[start]

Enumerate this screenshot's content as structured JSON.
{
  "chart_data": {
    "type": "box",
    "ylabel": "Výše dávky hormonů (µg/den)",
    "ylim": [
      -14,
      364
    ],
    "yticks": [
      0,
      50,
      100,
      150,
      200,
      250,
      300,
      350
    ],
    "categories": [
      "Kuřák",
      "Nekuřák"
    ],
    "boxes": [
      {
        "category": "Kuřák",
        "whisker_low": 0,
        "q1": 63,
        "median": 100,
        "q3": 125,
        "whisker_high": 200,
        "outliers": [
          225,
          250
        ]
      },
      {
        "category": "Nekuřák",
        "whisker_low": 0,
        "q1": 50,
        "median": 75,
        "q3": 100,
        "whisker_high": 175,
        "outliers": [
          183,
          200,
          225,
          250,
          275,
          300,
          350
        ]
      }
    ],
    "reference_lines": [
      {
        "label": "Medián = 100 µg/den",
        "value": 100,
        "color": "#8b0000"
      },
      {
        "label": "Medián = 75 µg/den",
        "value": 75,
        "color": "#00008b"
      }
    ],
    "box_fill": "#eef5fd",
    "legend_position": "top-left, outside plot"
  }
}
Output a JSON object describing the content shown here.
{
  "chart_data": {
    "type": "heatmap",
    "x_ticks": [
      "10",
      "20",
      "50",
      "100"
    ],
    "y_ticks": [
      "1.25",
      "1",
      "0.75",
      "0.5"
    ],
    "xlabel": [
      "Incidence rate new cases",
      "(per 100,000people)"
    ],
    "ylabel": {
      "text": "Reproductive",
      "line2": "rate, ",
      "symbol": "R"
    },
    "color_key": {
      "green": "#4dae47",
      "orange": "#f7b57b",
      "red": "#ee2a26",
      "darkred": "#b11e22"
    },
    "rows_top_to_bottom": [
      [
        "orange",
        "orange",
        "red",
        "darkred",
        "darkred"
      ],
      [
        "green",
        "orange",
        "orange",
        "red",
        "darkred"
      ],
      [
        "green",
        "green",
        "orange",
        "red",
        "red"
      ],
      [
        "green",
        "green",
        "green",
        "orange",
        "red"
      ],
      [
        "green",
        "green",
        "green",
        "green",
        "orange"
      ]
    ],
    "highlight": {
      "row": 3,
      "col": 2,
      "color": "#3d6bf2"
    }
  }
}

[end]

Set exercise
Retype every record above exactly as written.

Output of the exercise
Enumerate this screenshot's content as structured JSON.
{
  "chart_data": {
    "type": "box",
    "ylabel": "Výše dávky hormonů (µg/den)",
    "ylim": [
      -14,
      364
    ],
    "yticks": [
      0,
      50,
      100,
      150,
      200,
      250,
      300,
      350
    ],
    "categories": [
      "Kuřák",
      "Nekuřák"
    ],
    "boxes": [
      {
        "category": "Kuřák",
        "whisker_low": 0,
        "q1": 63,
        "median": 100,
        "q3": 125,
        "whisker_high": 200,
        "outliers": [
          225,
          250
        ]
      },
      {
        "category": "Nekuřák",
        "whisker_low": 0,
        "q1": 50,
        "median": 75,
        "q3": 100,
        "whisker_high": 175,
        "outliers": [
          183,
          200,
          225,
          250,
          275,
          300,
          350
        ]
      }
    ],
    "reference_lines": [
      {
        "label": "Medián = 100 µg/den",
        "value": 100,
        "color": "#8b0000"
      },
      {
        "label": "Medián = 75 µg/den",
        "value": 75,
        "color": "#00008b"
      }
    ],
    "box_fill": "#eef5fd",
    "legend_position": "top-left, outside plot"
  }
}
Output a JSON object describing the content shown here.
{
  "chart_data": {
    "type": "heatmap",
    "x_ticks": [
      "10",
      "20",
      "50",
      "100"
    ],
    "y_ticks": [
      "1.25",
      "1",
      "0.75",
      "0.5"
    ],
    "xlabel": [
      "Incidence rate new cases",
      "(per 100,000people)"
    ],
    "ylabel": {
      "text": "Reproductive",
      "line2": "rate, ",
      "symbol": "R"
    },
    "color_key": {
      "green": "#4dae47",
      "orange": "#f7b57b",
      "red": "#ee2a26",
      "darkred": "#b11e22"
    },
    "rows_top_to_bottom": [
      [
        "orange",
        "orange",
        "red",
        "darkred",
        "darkred"
      ],
      [
        "green",
        "orange",
        "orange",
        "red",
        "darkred"
      ],
      [
        "green",
        "green",
        "orange",
        "red",
        "red"
      ],
      [
        "green",
        "green",
        "green",
        "orange",
        "red"
      ],
      [
        "green",
        "green",
        "green",
        "green",
        "orange"
      ]
    ],
    "highlight": {
      "row": 3,
      "col": 2,
      "color": "#3d6bf2"
    }
  }
}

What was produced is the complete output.